*Problem details*: Write out the full listing exactly as given, minus the images.

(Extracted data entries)
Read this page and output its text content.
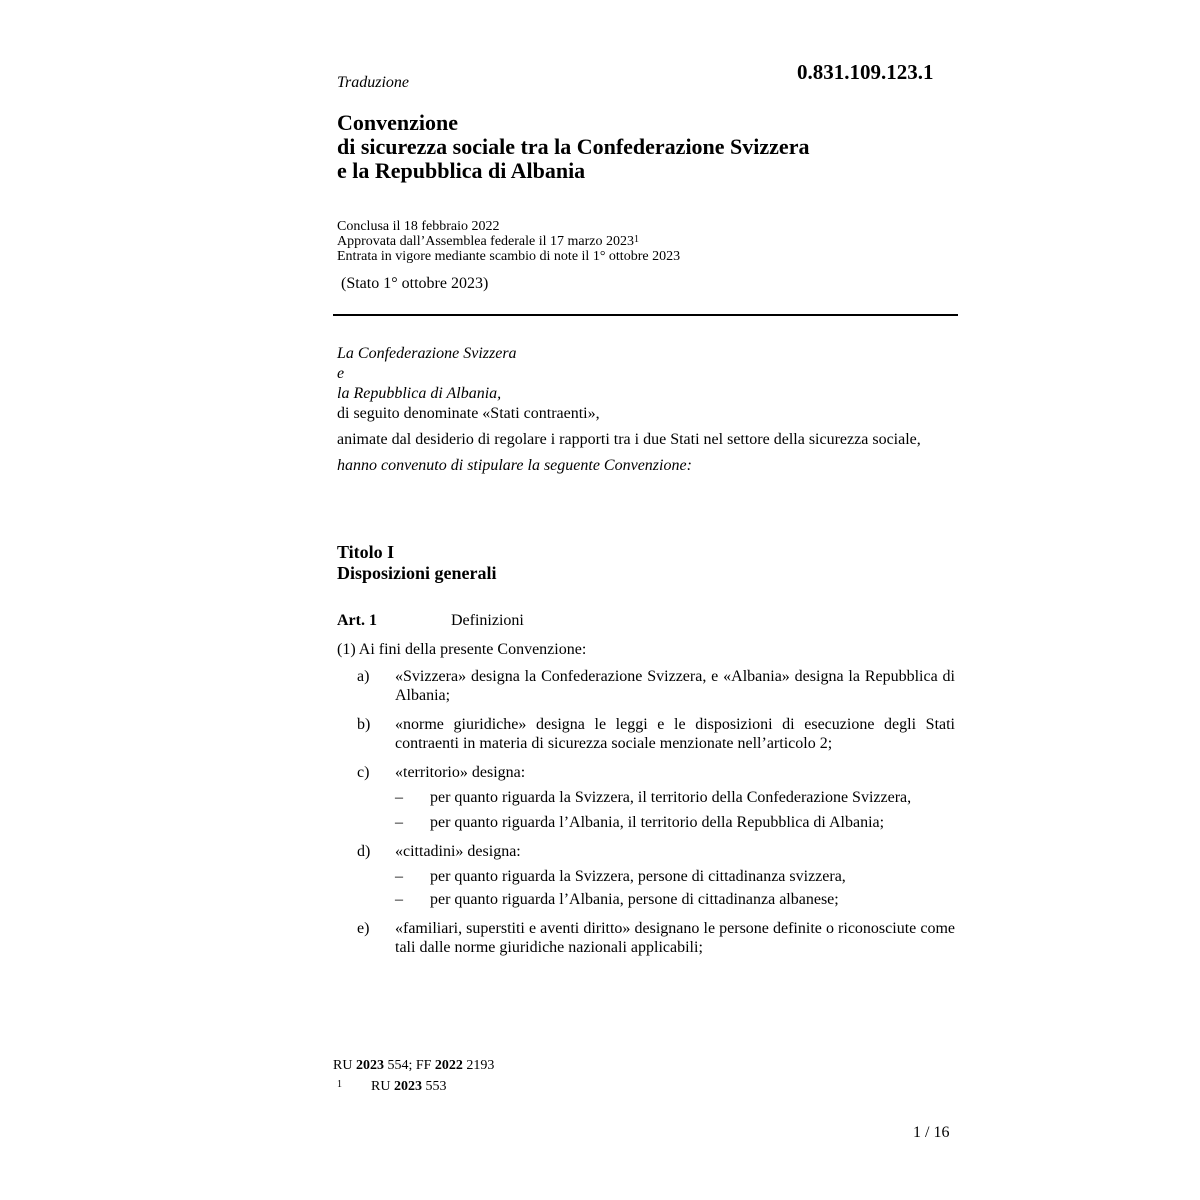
Traduzione	0.831.109.123.1
Convenzione
di sicurezza sociale tra la Confederazione Svizzera
e la Repubblica di Albania
Conclusa il 18 febbraio 2022
Approvata dall’Assemblea federale il 17 marzo 2023$^1$
Entrata in vigore mediante scambio di note il 1° ottobre 2023
(Stato 1° ottobre 2023)

La Confederazione Svizzera

e

la Repubblica di Albania,

di seguito denominate «Stati contraenti»,

animate dal desiderio di regolare i rapporti tra i due Stati nel settore della sicurezza sociale,

hanno convenuto di stipulare la seguente Convenzione:

Titolo I
Disposizioni generali
Art. 1	Definizioni

(1) Ai fini della presente Convenzione:

a)	«Svizzera» designa la Confederazione Svizzera, e «Albania» designa la Repubblica di Albania;
b)	«norme giuridiche» designa le leggi e le disposizioni di esecuzione degli Stati contraenti in materia di sicurezza sociale menzionate nell’articolo 2;
c)	«territorio» designa:
–	per quanto riguarda la Svizzera, il territorio della Confederazione Svizzera,
–	per quanto riguarda l’Albania, il territorio della Repubblica di Albania;
d)	«cittadini» designa:
–	per quanto riguarda la Svizzera, persone di cittadinanza svizzera,
–	per quanto riguarda l’Albania, persone di cittadinanza albanese;
e)	«familiari, superstiti e aventi diritto» designano le persone definite o riconosciute come tali dalle norme giuridiche nazionali applicabili;
RU 2023 554; FF 2022 2193
1 RU 2023 553
1 / 16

*Solution to the problem*:
Read this page and output its text content.
Traduzione	0.831.109.123.1
Convenzione
di sicurezza sociale tra la Confederazione Svizzera
e la Repubblica di Albania
Conclusa il 18 febbraio 2022
Approvata dall’Assemblea federale il 17 marzo 2023$^1$
Entrata in vigore mediante scambio di note il 1° ottobre 2023
(Stato 1° ottobre 2023)

La Confederazione Svizzera

e

la Repubblica di Albania,

di seguito denominate «Stati contraenti»,

animate dal desiderio di regolare i rapporti tra i due Stati nel settore della sicurezza sociale,

hanno convenuto di stipulare la seguente Convenzione:

Titolo I
Disposizioni generali
Art. 1	Definizioni

(1) Ai fini della presente Convenzione:

a)	«Svizzera» designa la Confederazione Svizzera, e «Albania» designa la Repubblica di Albania;
b)	«norme giuridiche» designa le leggi e le disposizioni di esecuzione degli Stati contraenti in materia di sicurezza sociale menzionate nell’articolo 2;
c)	«territorio» designa:
–	per quanto riguarda la Svizzera, il territorio della Confederazione Svizzera,
–	per quanto riguarda l’Albania, il territorio della Repubblica di Albania;
d)	«cittadini» designa:
–	per quanto riguarda la Svizzera, persone di cittadinanza svizzera,
–	per quanto riguarda l’Albania, persone di cittadinanza albanese;
e)	«familiari, superstiti e aventi diritto» designano le persone definite o riconosciute come tali dalle norme giuridiche nazionali applicabili;
RU 2023 554; FF 2022 2193
1 RU 2023 553
1 / 16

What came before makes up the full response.